• [The request]:
Write out the records that appear below, verbatim and complete, but without pictures.

[start]

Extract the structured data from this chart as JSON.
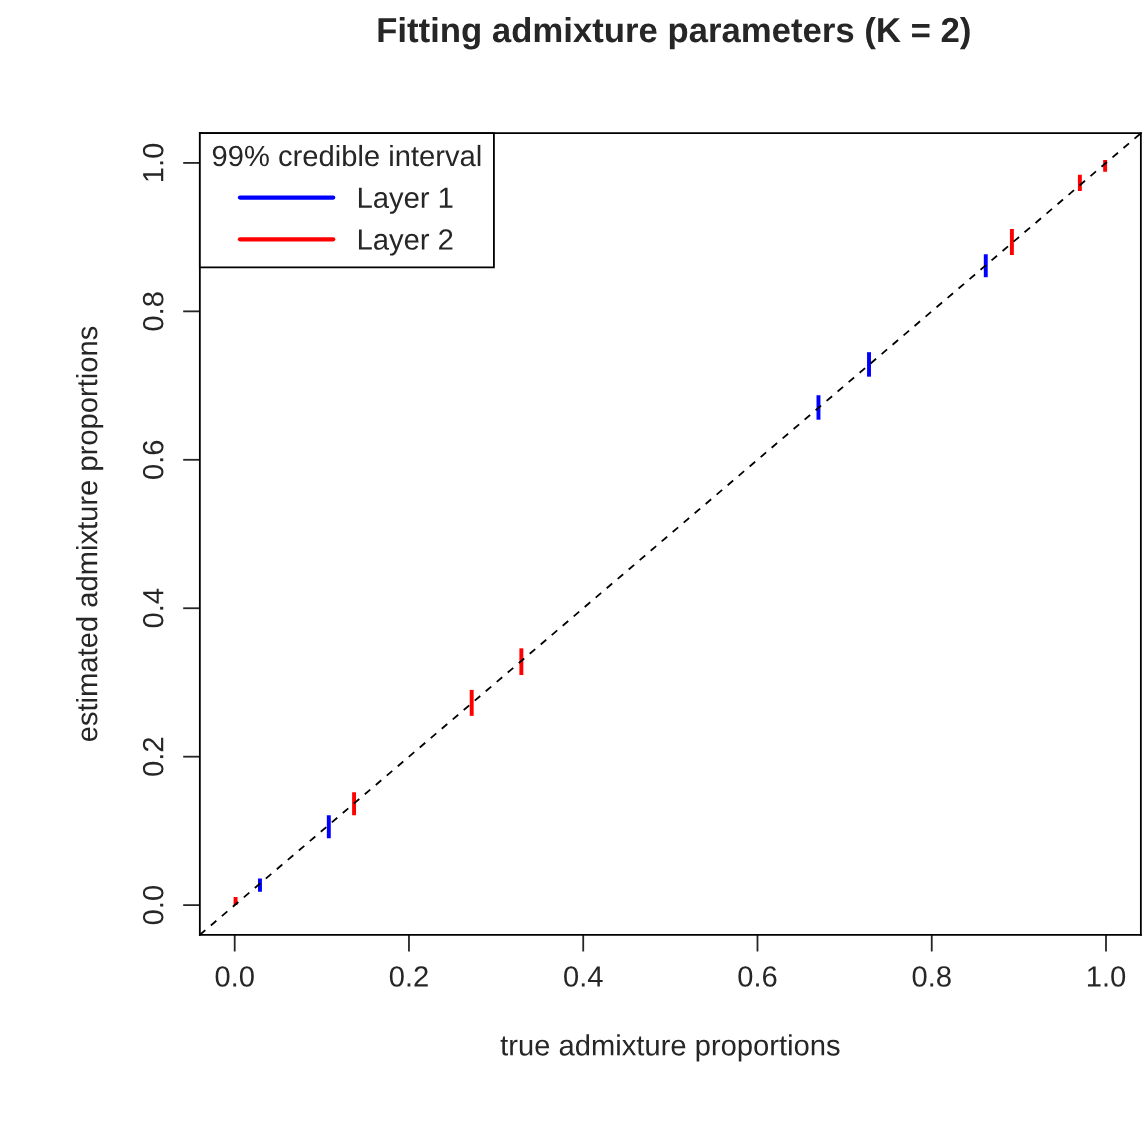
{
  "chart_data": {
    "type": "bar",
    "title": "Fitting admixture parameters (K = 2)",
    "xlabel": "true admixture proportions",
    "ylabel": "estimated admixture proportions",
    "legend_title": "99% credible interval",
    "legend": "top left",
    "grid": false,
    "xlim": [
      -0.04,
      1.04
    ],
    "ylim": [
      -0.04,
      1.04
    ],
    "xticks": [
      {
        "value": 0,
        "label": "0.0"
      },
      {
        "value": 0.2,
        "label": "0.2"
      },
      {
        "value": 0.4,
        "label": "0.4"
      },
      {
        "value": 0.6,
        "label": "0.6"
      },
      {
        "value": 0.8,
        "label": "0.8"
      },
      {
        "value": 1,
        "label": "1.0"
      }
    ],
    "yticks": [
      {
        "value": 0,
        "label": "0.0"
      },
      {
        "value": 0.2,
        "label": "0.2"
      },
      {
        "value": 0.4,
        "label": "0.4"
      },
      {
        "value": 0.6,
        "label": "0.6"
      },
      {
        "value": 0.8,
        "label": "0.8"
      },
      {
        "value": 1,
        "label": "1.0"
      }
    ],
    "series": [
      {
        "name": "Layer 1",
        "color": "#0000ff",
        "x": [
          0.029,
          0.108,
          0.67,
          0.728,
          0.862
        ],
        "base": [
          0.018,
          0.09,
          0.654,
          0.712,
          0.846
        ],
        "values": [
          0.018,
          0.031,
          0.033,
          0.033,
          0.031
        ]
      },
      {
        "name": "Layer 2",
        "color": "#ff0000",
        "x": [
          0.001,
          0.137,
          0.272,
          0.329,
          0.892,
          0.97,
          0.999
        ],
        "base": [
          0.0,
          0.121,
          0.255,
          0.31,
          0.876,
          0.962,
          0.988
        ],
        "values": [
          0.011,
          0.031,
          0.035,
          0.036,
          0.035,
          0.022,
          0.016
        ]
      },
      {
        "type": "line",
        "color": "#000000",
        "line_style": "dashed",
        "x": [
          -0.04,
          1.04
        ],
        "values": [
          -0.04,
          1.04
        ]
      }
    ]
  }
}
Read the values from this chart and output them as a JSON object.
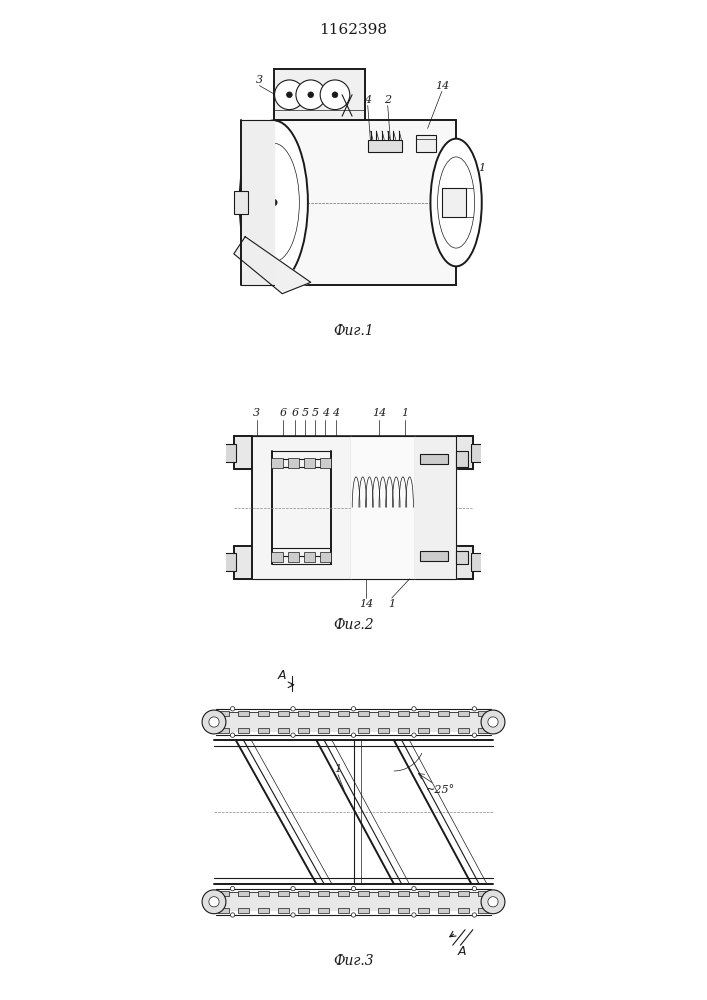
{
  "title": "1162398",
  "title_fontsize": 11,
  "fig1_caption": "Фиг.1",
  "fig2_caption": "Фиг.2",
  "fig3_caption": "Фиг.3",
  "caption_fontsize": 10,
  "bg_color": "#ffffff",
  "line_color": "#1a1a1a",
  "lw": 0.8,
  "lwt": 1.4,
  "lwn": 0.5
}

[end]

• [Task result]:
Extract the structured data from this chart as JSON.
{
  "chart_data": {
    "type": "bar",
    "title": "Fitting admixture parameters (K = 2)",
    "xlabel": "true admixture proportions",
    "ylabel": "estimated admixture proportions",
    "legend_title": "99% credible interval",
    "legend": "top left",
    "grid": false,
    "xlim": [
      -0.04,
      1.04
    ],
    "ylim": [
      -0.04,
      1.04
    ],
    "xticks": [
      {
        "value": 0,
        "label": "0.0"
      },
      {
        "value": 0.2,
        "label": "0.2"
      },
      {
        "value": 0.4,
        "label": "0.4"
      },
      {
        "value": 0.6,
        "label": "0.6"
      },
      {
        "value": 0.8,
        "label": "0.8"
      },
      {
        "value": 1,
        "label": "1.0"
      }
    ],
    "yticks": [
      {
        "value": 0,
        "label": "0.0"
      },
      {
        "value": 0.2,
        "label": "0.2"
      },
      {
        "value": 0.4,
        "label": "0.4"
      },
      {
        "value": 0.6,
        "label": "0.6"
      },
      {
        "value": 0.8,
        "label": "0.8"
      },
      {
        "value": 1,
        "label": "1.0"
      }
    ],
    "series": [
      {
        "name": "Layer 1",
        "color": "#0000ff",
        "x": [
          0.029,
          0.108,
          0.67,
          0.728,
          0.862
        ],
        "base": [
          0.018,
          0.09,
          0.654,
          0.712,
          0.846
        ],
        "values": [
          0.018,
          0.031,
          0.033,
          0.033,
          0.031
        ]
      },
      {
        "name": "Layer 2",
        "color": "#ff0000",
        "x": [
          0.001,
          0.137,
          0.272,
          0.329,
          0.892,
          0.97,
          0.999
        ],
        "base": [
          0.0,
          0.121,
          0.255,
          0.31,
          0.876,
          0.962,
          0.988
        ],
        "values": [
          0.011,
          0.031,
          0.035,
          0.036,
          0.035,
          0.022,
          0.016
        ]
      },
      {
        "type": "line",
        "color": "#000000",
        "line_style": "dashed",
        "x": [
          -0.04,
          1.04
        ],
        "values": [
          -0.04,
          1.04
        ]
      }
    ]
  }
}
Read the values from this chart and output them as a JSON object.
{
  "title": "1162398",
  "title_fontsize": 11,
  "fig1_caption": "Фиг.1",
  "fig2_caption": "Фиг.2",
  "fig3_caption": "Фиг.3",
  "caption_fontsize": 10,
  "bg_color": "#ffffff",
  "line_color": "#1a1a1a",
  "lw": 0.8,
  "lwt": 1.4,
  "lwn": 0.5
}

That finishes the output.